:: EXTRACT ::
>>>
FreedomTwr1It was a horribly hot and humid summer day as we made our way from the subway in lower Manhattan towards the Freedom Tower and 9/11 Memorial at Ground Zero. My 16-year-old son and his friend were with me, taking a day to explore parts of the city yet unknown to them.

As we entered the fencing area around the Memorial, making our way closer, I could feel the memory of that horrible day returning. I could also feel the energy of the people who lost their lives, could “see” the ghosts flying around in the air wondering why people couldn’t see them.

Unbidden, tears began to drip out of my eyes and down my face. I fumbled in my bag for a tissue to wipe the flow. I was finding it hard to breathe, hyperventilating a bit as the energy of these souls swirled around me. Yes, I could feel you, dear ones. I called in my angels to walk with me as we made our way forward, breathing in and blowing out to infuse love into this space. The tears just kept coming as we rounded the fencing, and I saw the Memorial in front of me for the first time in the flesh.
<<<
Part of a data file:
>>>
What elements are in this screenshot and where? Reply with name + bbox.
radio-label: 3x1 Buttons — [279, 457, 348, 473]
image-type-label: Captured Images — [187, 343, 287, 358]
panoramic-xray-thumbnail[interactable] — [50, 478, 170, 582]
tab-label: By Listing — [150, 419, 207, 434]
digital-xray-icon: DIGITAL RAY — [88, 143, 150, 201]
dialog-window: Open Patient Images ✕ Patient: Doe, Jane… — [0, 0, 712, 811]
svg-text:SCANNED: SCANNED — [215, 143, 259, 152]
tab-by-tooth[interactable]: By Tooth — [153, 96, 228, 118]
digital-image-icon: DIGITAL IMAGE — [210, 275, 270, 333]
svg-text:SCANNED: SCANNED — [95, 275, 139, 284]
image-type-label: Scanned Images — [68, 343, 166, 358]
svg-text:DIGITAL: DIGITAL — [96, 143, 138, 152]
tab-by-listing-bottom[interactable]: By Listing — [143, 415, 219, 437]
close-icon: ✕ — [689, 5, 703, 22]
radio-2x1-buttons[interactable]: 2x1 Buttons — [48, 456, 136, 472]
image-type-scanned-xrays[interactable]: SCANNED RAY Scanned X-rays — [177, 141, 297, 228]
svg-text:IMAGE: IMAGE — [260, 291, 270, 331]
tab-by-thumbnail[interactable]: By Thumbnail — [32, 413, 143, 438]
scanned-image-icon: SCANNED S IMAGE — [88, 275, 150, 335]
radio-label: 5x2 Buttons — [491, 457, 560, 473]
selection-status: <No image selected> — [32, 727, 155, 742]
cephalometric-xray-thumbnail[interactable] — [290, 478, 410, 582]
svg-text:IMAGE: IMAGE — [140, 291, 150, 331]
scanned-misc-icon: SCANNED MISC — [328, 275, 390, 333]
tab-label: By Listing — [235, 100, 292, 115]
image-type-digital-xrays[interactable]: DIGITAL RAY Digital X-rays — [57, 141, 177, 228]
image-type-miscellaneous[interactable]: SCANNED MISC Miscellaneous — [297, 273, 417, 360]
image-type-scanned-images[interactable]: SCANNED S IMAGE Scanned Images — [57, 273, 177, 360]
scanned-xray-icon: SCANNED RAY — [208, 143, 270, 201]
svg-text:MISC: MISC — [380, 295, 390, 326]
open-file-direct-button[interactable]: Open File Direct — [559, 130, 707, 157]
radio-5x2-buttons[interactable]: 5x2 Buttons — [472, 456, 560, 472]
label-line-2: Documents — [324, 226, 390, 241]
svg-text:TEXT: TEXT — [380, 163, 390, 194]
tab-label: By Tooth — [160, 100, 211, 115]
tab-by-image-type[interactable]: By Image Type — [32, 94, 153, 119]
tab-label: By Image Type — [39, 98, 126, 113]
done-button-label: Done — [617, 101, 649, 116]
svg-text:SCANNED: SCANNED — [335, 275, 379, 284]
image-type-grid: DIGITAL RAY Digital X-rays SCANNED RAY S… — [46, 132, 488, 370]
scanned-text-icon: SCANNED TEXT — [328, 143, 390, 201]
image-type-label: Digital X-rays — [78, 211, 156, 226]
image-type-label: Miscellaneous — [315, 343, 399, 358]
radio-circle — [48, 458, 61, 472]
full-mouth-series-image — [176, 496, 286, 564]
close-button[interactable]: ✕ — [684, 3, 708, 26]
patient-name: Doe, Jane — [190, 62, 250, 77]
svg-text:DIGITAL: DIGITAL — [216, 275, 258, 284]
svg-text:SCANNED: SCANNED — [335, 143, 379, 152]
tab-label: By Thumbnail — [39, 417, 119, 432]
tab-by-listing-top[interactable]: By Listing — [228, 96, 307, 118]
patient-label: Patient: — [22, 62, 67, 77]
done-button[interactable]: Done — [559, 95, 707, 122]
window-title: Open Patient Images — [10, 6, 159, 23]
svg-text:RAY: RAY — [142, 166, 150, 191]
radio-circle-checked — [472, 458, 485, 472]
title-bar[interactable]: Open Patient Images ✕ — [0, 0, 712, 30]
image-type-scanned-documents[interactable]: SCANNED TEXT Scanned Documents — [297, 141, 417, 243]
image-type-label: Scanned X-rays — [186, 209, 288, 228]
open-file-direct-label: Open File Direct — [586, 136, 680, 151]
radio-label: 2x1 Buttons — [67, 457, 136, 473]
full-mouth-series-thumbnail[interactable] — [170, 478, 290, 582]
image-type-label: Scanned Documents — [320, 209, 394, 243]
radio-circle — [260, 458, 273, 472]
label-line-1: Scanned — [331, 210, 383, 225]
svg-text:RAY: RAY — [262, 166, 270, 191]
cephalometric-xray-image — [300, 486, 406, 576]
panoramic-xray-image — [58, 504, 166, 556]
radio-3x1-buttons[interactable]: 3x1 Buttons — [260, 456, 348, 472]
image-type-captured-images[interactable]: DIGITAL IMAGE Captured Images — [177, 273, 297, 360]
<<<
:: DIRECTIONS ::
Answer these questions from the account of the Memorial visit:
1. Who was with the narrator on the trip?
2. What did the narrator fumble in the bag for?
3. Whom did the narrator call in to walk along on the way forward?

:: TASK OUTPUT ::
1. The narrator's 16-year-old son and his friend.
2. A tissue.
3. The narrator's angels.